• Task prompt: Below are the records. Gather each line that holds "content".

Items from a figure collection
───

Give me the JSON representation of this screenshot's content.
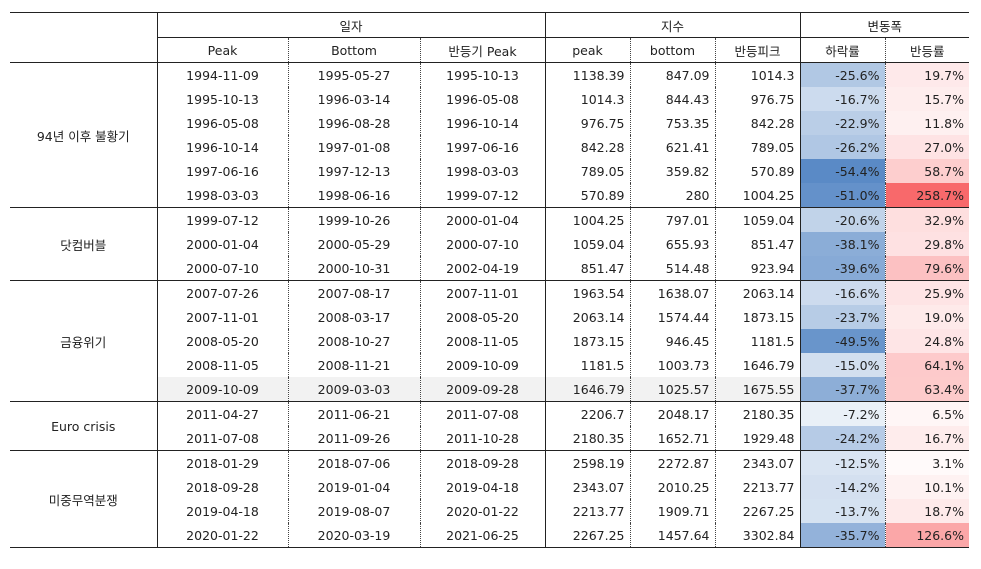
{
  "headers": {
    "group_dates": "일자",
    "group_index": "지수",
    "group_change": "변동폭",
    "cols": [
      "Peak",
      "Bottom",
      "반등기 Peak",
      "peak",
      "bottom",
      "반등피크",
      "하락률",
      "반등률"
    ]
  },
  "colors": {
    "neg_max": "#5a8ac6",
    "pos_max": "#f8696b",
    "neutral": "#ffffff"
  },
  "groups": [
    {
      "label": "94년 이후 불황기",
      "rows": [
        [
          "1994-11-09",
          "1995-05-27",
          "1995-10-13",
          "1138.39",
          "847.09",
          "1014.3",
          "-25.6%",
          "19.7%"
        ],
        [
          "1995-10-13",
          "1996-03-14",
          "1996-05-08",
          "1014.3",
          "844.43",
          "976.75",
          "-16.7%",
          "15.7%"
        ],
        [
          "1996-05-08",
          "1996-08-28",
          "1996-10-14",
          "976.75",
          "753.35",
          "842.28",
          "-22.9%",
          "11.8%"
        ],
        [
          "1996-10-14",
          "1997-01-08",
          "1997-06-16",
          "842.28",
          "621.41",
          "789.05",
          "-26.2%",
          "27.0%"
        ],
        [
          "1997-06-16",
          "1997-12-13",
          "1998-03-03",
          "789.05",
          "359.82",
          "570.89",
          "-54.4%",
          "58.7%"
        ],
        [
          "1998-03-03",
          "1998-06-16",
          "1999-07-12",
          "570.89",
          "280",
          "1004.25",
          "-51.0%",
          "258.7%"
        ]
      ]
    },
    {
      "label": "닷컴버블",
      "rows": [
        [
          "1999-07-12",
          "1999-10-26",
          "2000-01-04",
          "1004.25",
          "797.01",
          "1059.04",
          "-20.6%",
          "32.9%"
        ],
        [
          "2000-01-04",
          "2000-05-29",
          "2000-07-10",
          "1059.04",
          "655.93",
          "851.47",
          "-38.1%",
          "29.8%"
        ],
        [
          "2000-07-10",
          "2000-10-31",
          "2002-04-19",
          "851.47",
          "514.48",
          "923.94",
          "-39.6%",
          "79.6%"
        ]
      ]
    },
    {
      "label": "금융위기",
      "rows": [
        [
          "2007-07-26",
          "2007-08-17",
          "2007-11-01",
          "1963.54",
          "1638.07",
          "2063.14",
          "-16.6%",
          "25.9%"
        ],
        [
          "2007-11-01",
          "2008-03-17",
          "2008-05-20",
          "2063.14",
          "1574.44",
          "1873.15",
          "-23.7%",
          "19.0%"
        ],
        [
          "2008-05-20",
          "2008-10-27",
          "2008-11-05",
          "1873.15",
          "946.45",
          "1181.5",
          "-49.5%",
          "24.8%"
        ],
        [
          "2008-11-05",
          "2008-11-21",
          "2009-10-09",
          "1181.5",
          "1003.73",
          "1646.79",
          "-15.0%",
          "64.1%"
        ],
        [
          "2009-10-09",
          "2009-03-03",
          "2009-09-28",
          "1646.79",
          "1025.57",
          "1675.55",
          "-37.7%",
          "63.4%"
        ]
      ]
    },
    {
      "label": "Euro crisis",
      "rows": [
        [
          "2011-04-27",
          "2011-06-21",
          "2011-07-08",
          "2206.7",
          "2048.17",
          "2180.35",
          "-7.2%",
          "6.5%"
        ],
        [
          "2011-07-08",
          "2011-09-26",
          "2011-10-28",
          "2180.35",
          "1652.71",
          "1929.48",
          "-24.2%",
          "16.7%"
        ]
      ]
    },
    {
      "label": "미중무역분쟁",
      "rows": [
        [
          "2018-01-29",
          "2018-07-06",
          "2018-09-28",
          "2598.19",
          "2272.87",
          "2343.07",
          "-12.5%",
          "3.1%"
        ],
        [
          "2018-09-28",
          "2019-01-04",
          "2019-04-18",
          "2343.07",
          "2010.25",
          "2213.77",
          "-14.2%",
          "10.1%"
        ],
        [
          "2019-04-18",
          "2019-08-07",
          "2020-01-22",
          "2213.77",
          "1909.71",
          "2267.25",
          "-13.7%",
          "18.7%"
        ],
        [
          "2020-01-22",
          "2020-03-19",
          "2021-06-25",
          "2267.25",
          "1457.64",
          "3302.84",
          "-35.7%",
          "126.6%"
        ]
      ]
    }
  ]
}
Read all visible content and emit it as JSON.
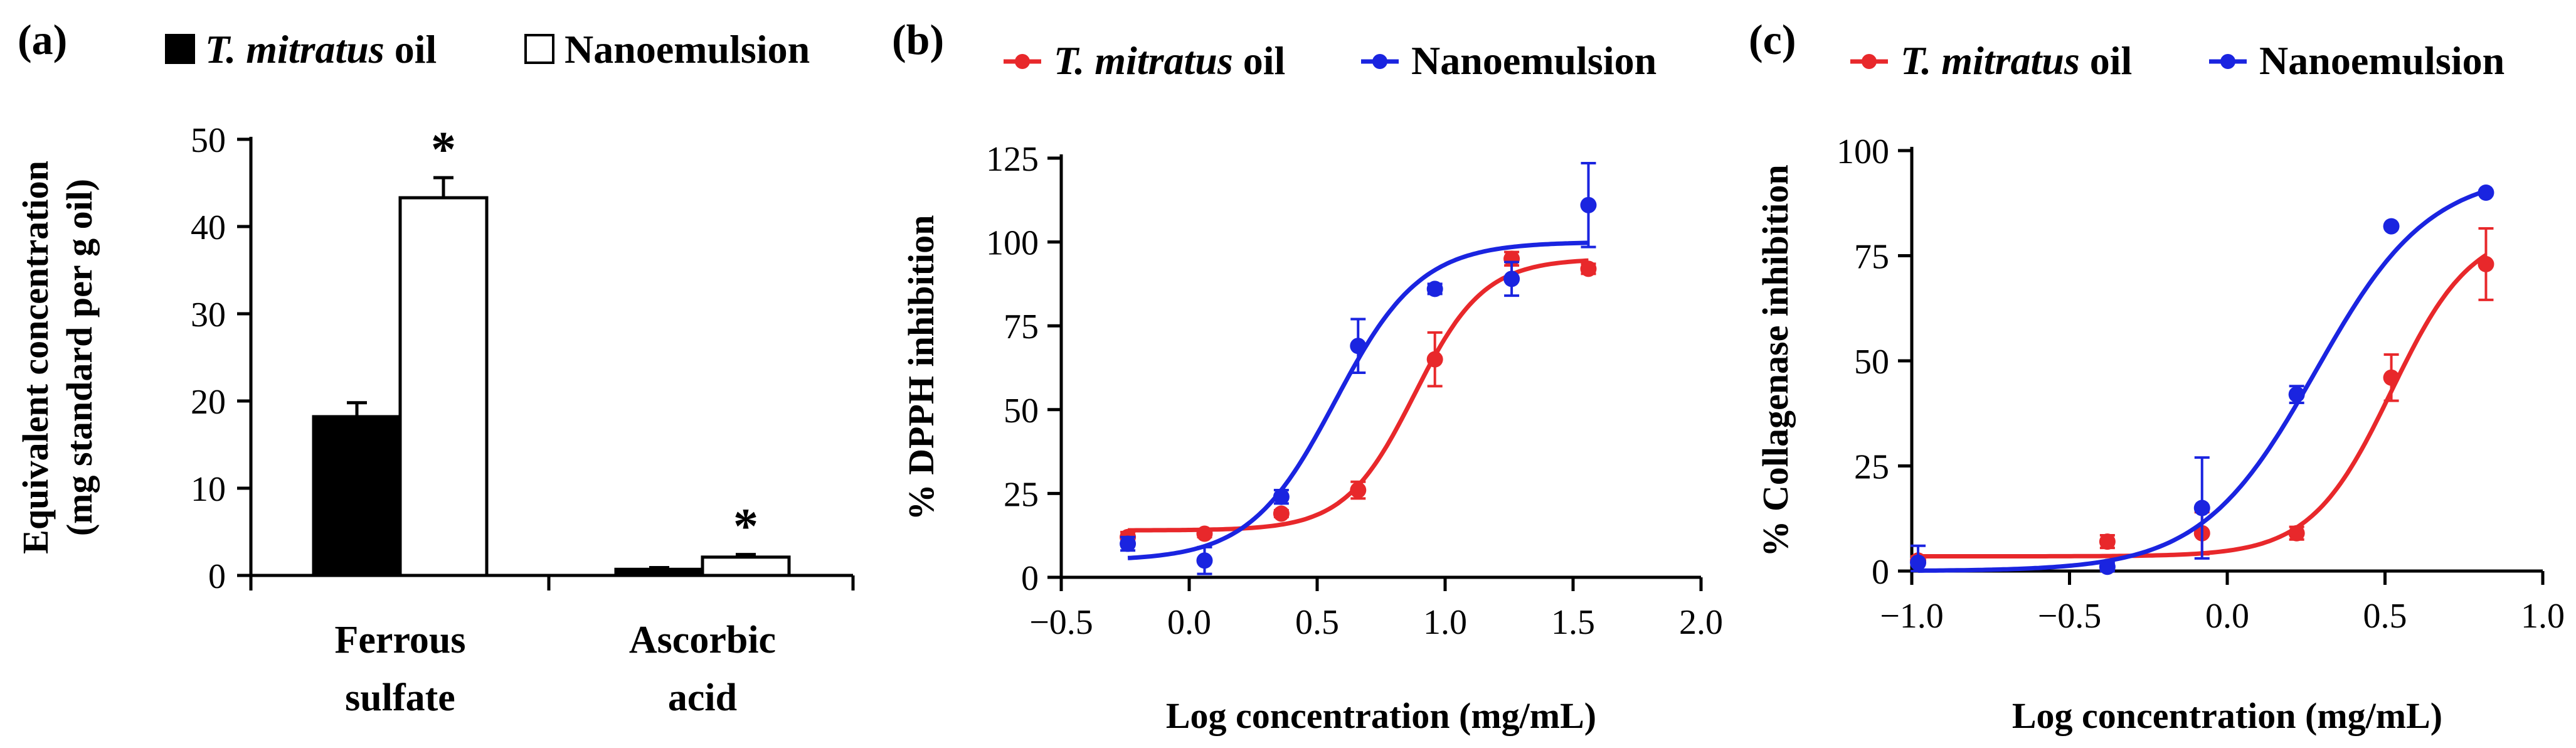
{
  "chart_data": [
    {
      "panel": "(a)",
      "type": "bar",
      "categories": [
        [
          "Ferrous",
          "sulfate"
        ],
        [
          "Ascorbic",
          "acid"
        ]
      ],
      "series": [
        {
          "name": "T. mitratus oil",
          "name_italic": "T. mitratus",
          "name_rest": " oil",
          "fill": "#000000",
          "values": [
            18.2,
            0.7
          ],
          "errors": [
            1.6,
            0.2
          ]
        },
        {
          "name": "Nanoemulsion",
          "fill": "#ffffff",
          "values": [
            43.3,
            2.1
          ],
          "errors": [
            2.3,
            0.3
          ]
        }
      ],
      "significance": [
        "*",
        "*"
      ],
      "ylabel": [
        "Equivalent concentration",
        "(mg standard per g oil)"
      ],
      "ylim": [
        0,
        50
      ],
      "yticks": [
        "0",
        "10",
        "20",
        "30",
        "40",
        "50"
      ]
    },
    {
      "panel": "(b)",
      "type": "scatter",
      "xlabel": "Log concentration (mg/mL)",
      "ylabel": "% DPPH inhibition",
      "xlim": [
        -0.5,
        2.0
      ],
      "ylim": [
        0,
        125
      ],
      "xticks": [
        "−0.5",
        "0.0",
        "0.5",
        "1.0",
        "1.5",
        "2.0"
      ],
      "yticks": [
        "0",
        "25",
        "50",
        "75",
        "100",
        "125"
      ],
      "series": [
        {
          "name": "T. mitratus oil",
          "name_italic": "T. mitratus",
          "name_rest": " oil",
          "color": "#e8282b",
          "points": [
            {
              "x": -0.24,
              "y": 12,
              "err": 1.5
            },
            {
              "x": 0.06,
              "y": 13,
              "err": 1
            },
            {
              "x": 0.36,
              "y": 19,
              "err": 1
            },
            {
              "x": 0.66,
              "y": 26,
              "err": 2.5
            },
            {
              "x": 0.96,
              "y": 65,
              "err": 8
            },
            {
              "x": 1.26,
              "y": 95,
              "err": 2
            },
            {
              "x": 1.56,
              "y": 92,
              "err": 1.5
            }
          ],
          "fit": {
            "bottom": 14,
            "top": 95,
            "logEC50": 0.88,
            "hill": 3.2
          }
        },
        {
          "name": "Nanoemulsion",
          "color": "#1a24e0",
          "points": [
            {
              "x": -0.24,
              "y": 10,
              "err": 2
            },
            {
              "x": 0.06,
              "y": 5,
              "err": 4
            },
            {
              "x": 0.36,
              "y": 24,
              "err": 2
            },
            {
              "x": 0.66,
              "y": 69,
              "err": 8
            },
            {
              "x": 0.96,
              "y": 86,
              "err": 1.5
            },
            {
              "x": 1.26,
              "y": 89,
              "err": 5
            },
            {
              "x": 1.56,
              "y": 111,
              "err": 12.5
            }
          ],
          "fit": {
            "bottom": 5,
            "top": 100,
            "logEC50": 0.57,
            "hill": 2.6
          }
        }
      ]
    },
    {
      "panel": "(c)",
      "type": "scatter",
      "xlabel": "Log concentration (mg/mL)",
      "ylabel": "% Collagenase inhibition",
      "xlim": [
        -1.0,
        1.0
      ],
      "ylim": [
        0,
        100
      ],
      "xticks": [
        "−1.0",
        "−0.5",
        "0.0",
        "0.5",
        "1.0"
      ],
      "yticks": [
        "0",
        "25",
        "50",
        "75",
        "100"
      ],
      "series": [
        {
          "name": "T. mitratus oil",
          "name_italic": "T. mitratus",
          "name_rest": " oil",
          "color": "#e8282b",
          "points": [
            {
              "x": -0.98,
              "y": 2.5,
              "err": 1
            },
            {
              "x": -0.38,
              "y": 7,
              "err": 1.5
            },
            {
              "x": -0.08,
              "y": 9,
              "err": 5
            },
            {
              "x": 0.22,
              "y": 9,
              "err": 1.5
            },
            {
              "x": 0.52,
              "y": 46,
              "err": 5.5
            },
            {
              "x": 0.82,
              "y": 73,
              "err": 8.5
            }
          ],
          "fit": {
            "bottom": 3.5,
            "top": 82,
            "logEC50": 0.52,
            "hill": 3.4
          }
        },
        {
          "name": "Nanoemulsion",
          "color": "#1a24e0",
          "points": [
            {
              "x": -0.98,
              "y": 2,
              "err": 4
            },
            {
              "x": -0.38,
              "y": 1,
              "err": 1
            },
            {
              "x": -0.08,
              "y": 15,
              "err": 12
            },
            {
              "x": 0.22,
              "y": 42,
              "err": 2
            },
            {
              "x": 0.52,
              "y": 82,
              "err": 0.5
            },
            {
              "x": 0.82,
              "y": 90,
              "err": 0.5
            }
          ],
          "fit": {
            "bottom": 0,
            "top": 95,
            "logEC50": 0.28,
            "hill": 2.4
          }
        }
      ]
    }
  ]
}
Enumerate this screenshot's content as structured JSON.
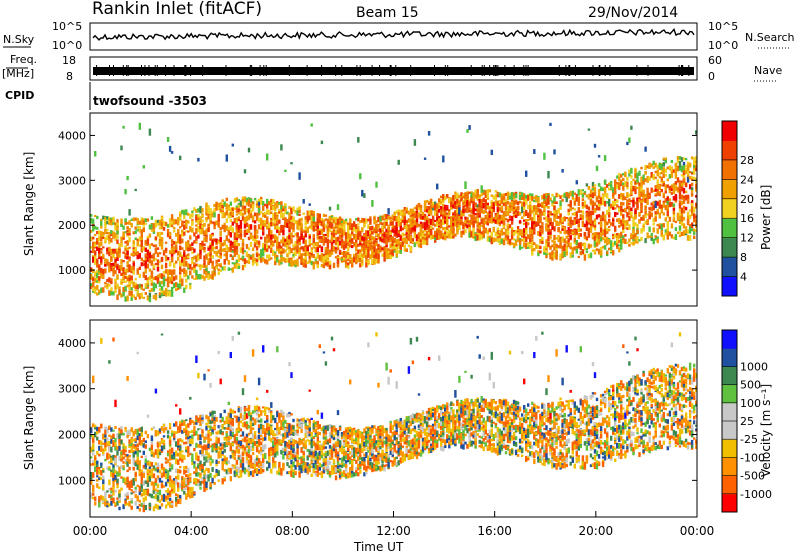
{
  "header": {
    "title": "Rankin Inlet (fitACF)",
    "beam": "Beam 15",
    "date": "29/Nov/2014"
  },
  "nsky": {
    "label": "N.Sky",
    "right_label": "N.Search",
    "tick_top": "10^5",
    "tick_bottom": "10^0",
    "tick_top_right": "10^5",
    "tick_bottom_right": "10^0"
  },
  "freq": {
    "label_line1": "Freq.",
    "label_line2": "[MHz]",
    "tick_top": "18",
    "tick_bottom": "8",
    "right_label": "Nave",
    "right_tick_top": "60",
    "right_tick_bottom": "0"
  },
  "cpid": {
    "label": "CPID",
    "value": "twofsound -3503"
  },
  "colors": {
    "power_scale": [
      "#1010ff",
      "#2050a0",
      "#3c8850",
      "#50c040",
      "#f0d020",
      "#f0a000",
      "#f07000",
      "#f04000",
      "#f00000"
    ],
    "velocity_scale": [
      "#ff0000",
      "#ff6000",
      "#ff9000",
      "#f0c000",
      "#c8c8c8",
      "#c8c8c8",
      "#60c040",
      "#3c8850",
      "#2050a0",
      "#1010ff"
    ]
  },
  "chart_data": [
    {
      "type": "heatmap",
      "name": "power",
      "ylabel": "Slant Range [km]",
      "ylim": [
        200,
        4500
      ],
      "yticks": [
        "1000",
        "2000",
        "3000",
        "4000"
      ],
      "colorbar_label": "Power [dB]",
      "colorbar_ticks": [
        "4",
        "8",
        "12",
        "16",
        "20",
        "24",
        "28"
      ]
    },
    {
      "type": "heatmap",
      "name": "velocity",
      "ylabel": "Slant Range [km]",
      "ylim": [
        200,
        4500
      ],
      "yticks": [
        "1000",
        "2000",
        "3000",
        "4000"
      ],
      "colorbar_label": "Velocity [m s⁻¹]",
      "colorbar_ticks": [
        "-1000",
        "-500",
        "-100",
        "-25",
        "25",
        "100",
        "500",
        "1000"
      ],
      "xlabel": "Time UT",
      "xticks": [
        "00:00",
        "04:00",
        "08:00",
        "12:00",
        "16:00",
        "20:00",
        "00:00"
      ]
    }
  ]
}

───

• Solution to the exercise:
Give me the JSON representation of this screenshot's content.
Read all visible content and emit it as JSON.
Enumerate this screenshot's content as structured JSON.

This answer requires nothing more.